Every line that contains the word "Immigration" should be copied.

**Entries**
========================================================================

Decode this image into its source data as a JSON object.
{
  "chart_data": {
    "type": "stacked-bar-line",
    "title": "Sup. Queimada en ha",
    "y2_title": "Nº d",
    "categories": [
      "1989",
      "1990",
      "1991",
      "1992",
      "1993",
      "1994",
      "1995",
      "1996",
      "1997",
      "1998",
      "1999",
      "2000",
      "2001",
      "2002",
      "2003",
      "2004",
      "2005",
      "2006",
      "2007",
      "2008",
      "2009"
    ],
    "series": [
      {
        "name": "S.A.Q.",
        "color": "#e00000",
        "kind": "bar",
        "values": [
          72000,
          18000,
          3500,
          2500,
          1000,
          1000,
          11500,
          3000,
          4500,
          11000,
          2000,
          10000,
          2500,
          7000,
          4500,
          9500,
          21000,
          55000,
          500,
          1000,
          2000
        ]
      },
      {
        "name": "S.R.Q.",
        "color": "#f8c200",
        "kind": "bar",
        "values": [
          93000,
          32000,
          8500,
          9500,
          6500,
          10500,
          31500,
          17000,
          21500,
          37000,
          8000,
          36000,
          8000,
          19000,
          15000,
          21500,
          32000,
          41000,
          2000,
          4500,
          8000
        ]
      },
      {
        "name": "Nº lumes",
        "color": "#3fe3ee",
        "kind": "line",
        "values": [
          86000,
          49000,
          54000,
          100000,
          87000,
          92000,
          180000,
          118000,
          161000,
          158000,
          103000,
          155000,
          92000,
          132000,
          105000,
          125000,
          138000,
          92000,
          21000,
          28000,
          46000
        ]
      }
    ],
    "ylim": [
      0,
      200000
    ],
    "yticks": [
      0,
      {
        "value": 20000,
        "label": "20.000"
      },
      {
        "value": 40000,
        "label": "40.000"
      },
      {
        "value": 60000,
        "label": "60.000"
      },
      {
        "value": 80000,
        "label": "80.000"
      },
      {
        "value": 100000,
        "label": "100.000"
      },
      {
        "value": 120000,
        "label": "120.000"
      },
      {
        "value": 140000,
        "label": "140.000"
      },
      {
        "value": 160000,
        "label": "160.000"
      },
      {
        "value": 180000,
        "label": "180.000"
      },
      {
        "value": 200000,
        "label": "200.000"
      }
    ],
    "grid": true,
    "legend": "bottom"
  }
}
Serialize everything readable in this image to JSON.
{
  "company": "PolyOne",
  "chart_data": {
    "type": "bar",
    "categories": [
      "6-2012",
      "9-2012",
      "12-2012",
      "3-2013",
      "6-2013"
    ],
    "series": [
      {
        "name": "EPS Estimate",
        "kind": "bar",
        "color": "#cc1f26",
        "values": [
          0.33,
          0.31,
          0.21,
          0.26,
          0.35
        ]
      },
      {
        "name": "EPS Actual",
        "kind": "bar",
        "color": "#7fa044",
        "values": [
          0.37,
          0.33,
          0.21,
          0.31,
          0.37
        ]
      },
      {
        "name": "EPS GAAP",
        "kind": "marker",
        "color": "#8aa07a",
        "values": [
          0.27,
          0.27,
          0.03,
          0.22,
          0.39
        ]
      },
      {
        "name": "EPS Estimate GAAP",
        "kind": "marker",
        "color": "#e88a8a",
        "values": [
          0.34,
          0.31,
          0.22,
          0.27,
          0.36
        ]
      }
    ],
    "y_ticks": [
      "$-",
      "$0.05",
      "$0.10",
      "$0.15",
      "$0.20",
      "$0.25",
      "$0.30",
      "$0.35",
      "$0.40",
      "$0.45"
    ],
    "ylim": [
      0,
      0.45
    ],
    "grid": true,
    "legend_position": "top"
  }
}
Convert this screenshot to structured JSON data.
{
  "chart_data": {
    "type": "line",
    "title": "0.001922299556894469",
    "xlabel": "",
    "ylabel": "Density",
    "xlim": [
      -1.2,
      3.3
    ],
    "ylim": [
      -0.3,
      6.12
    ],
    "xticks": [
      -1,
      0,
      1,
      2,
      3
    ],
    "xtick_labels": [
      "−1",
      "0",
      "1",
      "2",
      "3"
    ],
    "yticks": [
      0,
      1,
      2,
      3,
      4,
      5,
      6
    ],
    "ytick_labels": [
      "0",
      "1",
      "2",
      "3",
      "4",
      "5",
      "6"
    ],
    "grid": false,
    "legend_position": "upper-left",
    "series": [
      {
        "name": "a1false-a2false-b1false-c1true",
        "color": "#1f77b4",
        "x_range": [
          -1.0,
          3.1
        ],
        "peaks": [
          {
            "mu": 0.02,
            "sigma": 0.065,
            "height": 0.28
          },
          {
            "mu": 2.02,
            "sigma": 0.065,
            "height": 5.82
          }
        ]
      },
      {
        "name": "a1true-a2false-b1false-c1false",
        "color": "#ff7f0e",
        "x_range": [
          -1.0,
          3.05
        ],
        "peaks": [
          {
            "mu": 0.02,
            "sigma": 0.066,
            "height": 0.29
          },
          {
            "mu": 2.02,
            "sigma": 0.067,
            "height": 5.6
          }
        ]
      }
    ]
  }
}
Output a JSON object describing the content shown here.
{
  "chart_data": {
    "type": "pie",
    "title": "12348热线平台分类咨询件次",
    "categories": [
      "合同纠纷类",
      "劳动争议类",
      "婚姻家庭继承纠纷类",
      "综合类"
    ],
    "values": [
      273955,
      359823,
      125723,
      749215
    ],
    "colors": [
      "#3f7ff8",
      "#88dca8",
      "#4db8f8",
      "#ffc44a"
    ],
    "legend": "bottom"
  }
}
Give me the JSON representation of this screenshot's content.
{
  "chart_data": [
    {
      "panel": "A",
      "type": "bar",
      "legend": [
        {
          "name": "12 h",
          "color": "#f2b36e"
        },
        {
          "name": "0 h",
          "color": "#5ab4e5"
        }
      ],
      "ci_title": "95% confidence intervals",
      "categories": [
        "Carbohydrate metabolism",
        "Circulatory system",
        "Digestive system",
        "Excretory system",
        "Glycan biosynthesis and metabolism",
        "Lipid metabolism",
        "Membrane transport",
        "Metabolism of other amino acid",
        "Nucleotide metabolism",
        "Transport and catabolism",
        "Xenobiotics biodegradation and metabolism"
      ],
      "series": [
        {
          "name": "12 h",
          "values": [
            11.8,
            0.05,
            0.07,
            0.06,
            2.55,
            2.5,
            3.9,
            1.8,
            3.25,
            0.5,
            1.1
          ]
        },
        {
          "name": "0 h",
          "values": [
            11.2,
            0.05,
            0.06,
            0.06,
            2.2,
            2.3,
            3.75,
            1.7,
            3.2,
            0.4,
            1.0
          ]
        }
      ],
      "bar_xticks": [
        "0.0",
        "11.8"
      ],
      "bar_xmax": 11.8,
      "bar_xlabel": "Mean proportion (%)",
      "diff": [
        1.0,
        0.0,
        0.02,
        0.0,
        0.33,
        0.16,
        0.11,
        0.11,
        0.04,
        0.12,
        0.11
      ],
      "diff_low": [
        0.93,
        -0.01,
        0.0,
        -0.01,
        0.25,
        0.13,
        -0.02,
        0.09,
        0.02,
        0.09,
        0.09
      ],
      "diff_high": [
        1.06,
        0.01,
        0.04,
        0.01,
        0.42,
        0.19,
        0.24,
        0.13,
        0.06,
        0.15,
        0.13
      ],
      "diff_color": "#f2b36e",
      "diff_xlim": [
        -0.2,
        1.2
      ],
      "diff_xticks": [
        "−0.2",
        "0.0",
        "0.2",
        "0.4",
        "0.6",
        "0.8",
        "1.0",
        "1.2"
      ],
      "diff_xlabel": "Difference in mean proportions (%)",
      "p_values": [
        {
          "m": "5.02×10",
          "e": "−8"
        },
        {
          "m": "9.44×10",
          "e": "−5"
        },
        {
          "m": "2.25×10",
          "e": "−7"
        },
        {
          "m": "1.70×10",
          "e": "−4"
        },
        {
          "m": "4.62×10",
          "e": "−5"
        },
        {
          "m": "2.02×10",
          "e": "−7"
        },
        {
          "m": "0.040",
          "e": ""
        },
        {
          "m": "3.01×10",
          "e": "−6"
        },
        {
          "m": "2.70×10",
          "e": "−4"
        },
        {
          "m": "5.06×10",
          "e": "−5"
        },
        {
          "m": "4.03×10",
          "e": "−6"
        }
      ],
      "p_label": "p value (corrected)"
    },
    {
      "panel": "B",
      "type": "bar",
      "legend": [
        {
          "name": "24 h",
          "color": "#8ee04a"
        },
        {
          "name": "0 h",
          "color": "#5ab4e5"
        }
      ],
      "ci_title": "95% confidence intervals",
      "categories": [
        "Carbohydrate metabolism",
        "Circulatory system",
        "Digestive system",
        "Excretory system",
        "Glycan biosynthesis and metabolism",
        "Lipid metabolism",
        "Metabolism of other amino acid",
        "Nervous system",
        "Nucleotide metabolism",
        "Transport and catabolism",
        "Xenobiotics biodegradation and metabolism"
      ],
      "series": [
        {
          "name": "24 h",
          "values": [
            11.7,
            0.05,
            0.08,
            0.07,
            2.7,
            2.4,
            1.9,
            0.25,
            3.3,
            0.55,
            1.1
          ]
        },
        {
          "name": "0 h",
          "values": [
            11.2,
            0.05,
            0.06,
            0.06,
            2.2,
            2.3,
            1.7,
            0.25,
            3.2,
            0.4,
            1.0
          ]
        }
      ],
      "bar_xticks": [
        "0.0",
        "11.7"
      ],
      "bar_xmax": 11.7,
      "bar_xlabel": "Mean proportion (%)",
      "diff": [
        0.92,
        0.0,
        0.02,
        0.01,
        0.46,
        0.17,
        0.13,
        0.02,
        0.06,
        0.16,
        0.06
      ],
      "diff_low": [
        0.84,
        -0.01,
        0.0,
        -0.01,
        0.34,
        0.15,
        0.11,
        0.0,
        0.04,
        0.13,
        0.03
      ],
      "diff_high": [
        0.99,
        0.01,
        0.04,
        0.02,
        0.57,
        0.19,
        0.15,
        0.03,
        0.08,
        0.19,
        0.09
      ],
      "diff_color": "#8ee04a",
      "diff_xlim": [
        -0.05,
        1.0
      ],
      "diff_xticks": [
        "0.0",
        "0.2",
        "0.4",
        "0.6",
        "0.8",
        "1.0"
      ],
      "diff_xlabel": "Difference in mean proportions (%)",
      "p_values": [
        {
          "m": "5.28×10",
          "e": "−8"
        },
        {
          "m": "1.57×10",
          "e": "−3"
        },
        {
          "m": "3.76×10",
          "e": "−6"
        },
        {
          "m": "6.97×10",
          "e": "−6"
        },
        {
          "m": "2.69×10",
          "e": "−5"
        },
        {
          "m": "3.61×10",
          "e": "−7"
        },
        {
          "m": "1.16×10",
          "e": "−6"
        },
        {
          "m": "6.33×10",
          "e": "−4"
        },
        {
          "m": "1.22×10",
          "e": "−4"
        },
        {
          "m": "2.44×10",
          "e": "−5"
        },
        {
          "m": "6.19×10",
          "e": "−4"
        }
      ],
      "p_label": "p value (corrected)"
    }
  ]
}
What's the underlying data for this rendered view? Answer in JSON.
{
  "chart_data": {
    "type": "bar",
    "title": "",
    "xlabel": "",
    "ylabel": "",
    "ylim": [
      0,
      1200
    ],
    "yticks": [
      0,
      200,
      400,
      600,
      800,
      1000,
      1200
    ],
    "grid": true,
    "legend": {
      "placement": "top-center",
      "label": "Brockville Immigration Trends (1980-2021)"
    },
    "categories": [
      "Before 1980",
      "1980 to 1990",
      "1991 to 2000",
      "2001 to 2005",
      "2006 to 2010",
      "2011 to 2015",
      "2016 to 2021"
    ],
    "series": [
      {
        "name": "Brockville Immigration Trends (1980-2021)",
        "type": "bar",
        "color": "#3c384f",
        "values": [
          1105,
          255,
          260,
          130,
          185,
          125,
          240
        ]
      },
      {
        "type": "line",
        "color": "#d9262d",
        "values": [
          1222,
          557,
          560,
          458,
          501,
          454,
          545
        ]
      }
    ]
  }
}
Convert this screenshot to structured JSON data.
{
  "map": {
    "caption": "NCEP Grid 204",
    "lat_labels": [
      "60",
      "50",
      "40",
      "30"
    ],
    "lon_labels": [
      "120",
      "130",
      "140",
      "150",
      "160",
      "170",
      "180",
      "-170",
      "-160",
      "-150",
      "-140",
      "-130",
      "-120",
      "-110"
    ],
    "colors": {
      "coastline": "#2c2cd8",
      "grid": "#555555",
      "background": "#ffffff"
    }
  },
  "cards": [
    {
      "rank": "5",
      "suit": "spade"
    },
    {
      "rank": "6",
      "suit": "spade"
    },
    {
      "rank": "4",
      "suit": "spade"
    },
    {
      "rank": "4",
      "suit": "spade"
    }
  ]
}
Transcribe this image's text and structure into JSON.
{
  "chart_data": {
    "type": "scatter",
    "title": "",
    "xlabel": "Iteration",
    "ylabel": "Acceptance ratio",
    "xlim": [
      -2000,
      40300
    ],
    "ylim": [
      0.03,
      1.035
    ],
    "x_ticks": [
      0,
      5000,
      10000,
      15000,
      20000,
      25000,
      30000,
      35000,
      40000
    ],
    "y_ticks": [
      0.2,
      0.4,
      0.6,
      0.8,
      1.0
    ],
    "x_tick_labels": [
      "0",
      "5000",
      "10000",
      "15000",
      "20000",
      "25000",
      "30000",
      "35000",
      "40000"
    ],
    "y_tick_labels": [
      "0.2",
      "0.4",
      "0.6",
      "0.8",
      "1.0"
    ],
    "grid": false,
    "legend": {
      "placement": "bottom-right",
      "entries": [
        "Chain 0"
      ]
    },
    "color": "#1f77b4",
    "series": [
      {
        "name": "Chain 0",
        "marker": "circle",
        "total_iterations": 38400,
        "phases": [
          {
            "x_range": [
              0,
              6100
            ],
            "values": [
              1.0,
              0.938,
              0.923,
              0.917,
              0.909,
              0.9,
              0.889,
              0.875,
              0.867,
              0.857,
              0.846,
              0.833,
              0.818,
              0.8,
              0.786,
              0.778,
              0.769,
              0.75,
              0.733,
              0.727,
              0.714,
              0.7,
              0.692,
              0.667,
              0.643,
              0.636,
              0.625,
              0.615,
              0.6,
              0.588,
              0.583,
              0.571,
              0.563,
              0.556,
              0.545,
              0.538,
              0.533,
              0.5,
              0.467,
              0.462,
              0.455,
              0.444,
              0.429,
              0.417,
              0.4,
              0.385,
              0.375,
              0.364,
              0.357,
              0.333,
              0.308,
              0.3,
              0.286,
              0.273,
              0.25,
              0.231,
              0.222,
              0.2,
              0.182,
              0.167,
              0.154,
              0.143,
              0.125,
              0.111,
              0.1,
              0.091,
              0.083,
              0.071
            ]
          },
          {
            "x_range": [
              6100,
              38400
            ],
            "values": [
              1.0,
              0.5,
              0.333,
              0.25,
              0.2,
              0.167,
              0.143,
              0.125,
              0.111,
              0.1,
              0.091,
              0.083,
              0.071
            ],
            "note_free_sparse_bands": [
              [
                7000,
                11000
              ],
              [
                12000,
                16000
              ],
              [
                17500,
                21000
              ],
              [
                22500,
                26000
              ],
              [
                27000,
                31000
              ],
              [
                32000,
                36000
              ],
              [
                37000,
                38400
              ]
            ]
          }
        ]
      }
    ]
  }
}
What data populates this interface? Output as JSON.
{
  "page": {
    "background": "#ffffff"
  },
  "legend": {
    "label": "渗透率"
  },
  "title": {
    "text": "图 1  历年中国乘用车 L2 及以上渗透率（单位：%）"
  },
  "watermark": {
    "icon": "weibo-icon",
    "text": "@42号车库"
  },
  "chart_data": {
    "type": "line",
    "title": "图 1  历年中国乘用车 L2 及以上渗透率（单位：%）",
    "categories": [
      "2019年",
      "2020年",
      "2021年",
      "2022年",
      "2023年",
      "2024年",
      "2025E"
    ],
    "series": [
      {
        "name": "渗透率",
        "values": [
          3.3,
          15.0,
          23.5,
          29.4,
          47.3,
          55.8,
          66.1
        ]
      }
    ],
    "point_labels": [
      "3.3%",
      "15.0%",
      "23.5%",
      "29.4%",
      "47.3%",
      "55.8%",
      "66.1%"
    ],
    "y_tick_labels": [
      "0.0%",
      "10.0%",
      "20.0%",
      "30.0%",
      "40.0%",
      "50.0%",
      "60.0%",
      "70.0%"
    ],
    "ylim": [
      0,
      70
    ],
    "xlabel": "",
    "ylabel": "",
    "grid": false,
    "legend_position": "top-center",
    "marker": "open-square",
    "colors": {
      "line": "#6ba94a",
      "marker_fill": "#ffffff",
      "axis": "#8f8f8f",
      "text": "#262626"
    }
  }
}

========================================================================

**Correct answer**
      "label": "Brockville Immigration Trends (1980-2021)"
        "name": "Brockville Immigration Trends (1980-2021)",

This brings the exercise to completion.